▸ **ENTRIES**:
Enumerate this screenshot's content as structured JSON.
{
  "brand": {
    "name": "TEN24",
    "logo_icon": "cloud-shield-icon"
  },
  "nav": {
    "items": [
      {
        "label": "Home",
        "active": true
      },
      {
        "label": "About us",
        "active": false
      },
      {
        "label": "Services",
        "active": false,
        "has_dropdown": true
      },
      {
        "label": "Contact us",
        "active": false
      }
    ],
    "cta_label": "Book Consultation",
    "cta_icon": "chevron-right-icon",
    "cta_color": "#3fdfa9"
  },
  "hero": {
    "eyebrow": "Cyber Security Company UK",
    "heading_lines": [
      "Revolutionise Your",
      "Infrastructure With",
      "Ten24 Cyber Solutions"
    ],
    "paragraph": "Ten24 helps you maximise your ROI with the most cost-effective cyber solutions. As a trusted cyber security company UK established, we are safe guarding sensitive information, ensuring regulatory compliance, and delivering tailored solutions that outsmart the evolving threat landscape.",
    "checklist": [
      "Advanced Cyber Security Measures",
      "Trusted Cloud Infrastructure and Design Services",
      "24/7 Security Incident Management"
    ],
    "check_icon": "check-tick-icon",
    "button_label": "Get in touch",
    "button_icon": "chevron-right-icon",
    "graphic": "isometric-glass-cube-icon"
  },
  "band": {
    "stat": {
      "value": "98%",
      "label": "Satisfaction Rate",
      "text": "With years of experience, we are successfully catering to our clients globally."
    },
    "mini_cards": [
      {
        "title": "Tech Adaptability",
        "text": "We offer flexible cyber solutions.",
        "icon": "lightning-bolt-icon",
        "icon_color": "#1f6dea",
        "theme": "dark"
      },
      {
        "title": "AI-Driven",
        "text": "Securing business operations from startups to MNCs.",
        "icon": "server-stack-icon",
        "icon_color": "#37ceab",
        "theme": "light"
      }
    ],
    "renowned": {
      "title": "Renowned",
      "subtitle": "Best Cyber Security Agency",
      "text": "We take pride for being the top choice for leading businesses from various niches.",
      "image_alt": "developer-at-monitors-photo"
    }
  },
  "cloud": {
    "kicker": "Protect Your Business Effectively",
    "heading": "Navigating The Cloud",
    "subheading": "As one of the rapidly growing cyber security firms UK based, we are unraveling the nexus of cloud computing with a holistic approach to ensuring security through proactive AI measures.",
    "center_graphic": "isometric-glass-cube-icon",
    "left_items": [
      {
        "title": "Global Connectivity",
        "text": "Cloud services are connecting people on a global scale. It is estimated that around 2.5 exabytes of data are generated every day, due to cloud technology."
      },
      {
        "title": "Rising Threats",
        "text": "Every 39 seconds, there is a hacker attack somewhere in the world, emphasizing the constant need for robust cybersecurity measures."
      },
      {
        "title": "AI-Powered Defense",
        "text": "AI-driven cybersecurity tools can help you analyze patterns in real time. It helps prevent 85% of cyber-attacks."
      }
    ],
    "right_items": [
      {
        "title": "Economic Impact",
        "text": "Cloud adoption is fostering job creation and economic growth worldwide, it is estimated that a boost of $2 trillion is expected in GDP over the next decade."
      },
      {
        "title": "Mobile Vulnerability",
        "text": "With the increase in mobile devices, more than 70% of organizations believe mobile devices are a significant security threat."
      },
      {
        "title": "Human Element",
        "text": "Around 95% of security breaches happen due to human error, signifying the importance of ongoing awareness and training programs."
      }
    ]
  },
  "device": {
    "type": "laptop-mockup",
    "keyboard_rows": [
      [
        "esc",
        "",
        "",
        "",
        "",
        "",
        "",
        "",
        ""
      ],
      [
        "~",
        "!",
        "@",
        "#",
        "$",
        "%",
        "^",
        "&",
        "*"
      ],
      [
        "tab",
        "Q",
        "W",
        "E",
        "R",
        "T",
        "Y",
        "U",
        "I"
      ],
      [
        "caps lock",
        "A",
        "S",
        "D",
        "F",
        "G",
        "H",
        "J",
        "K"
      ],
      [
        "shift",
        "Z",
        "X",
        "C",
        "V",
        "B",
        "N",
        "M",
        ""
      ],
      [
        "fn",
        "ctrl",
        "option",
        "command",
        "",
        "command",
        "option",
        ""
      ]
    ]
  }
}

▸ **EXERCISE OBJECTIVE**: Find out how many lines in the listing contain the string "isometric". Give the number alone.

▸ **RESPONSE TO THIS TASK**: 2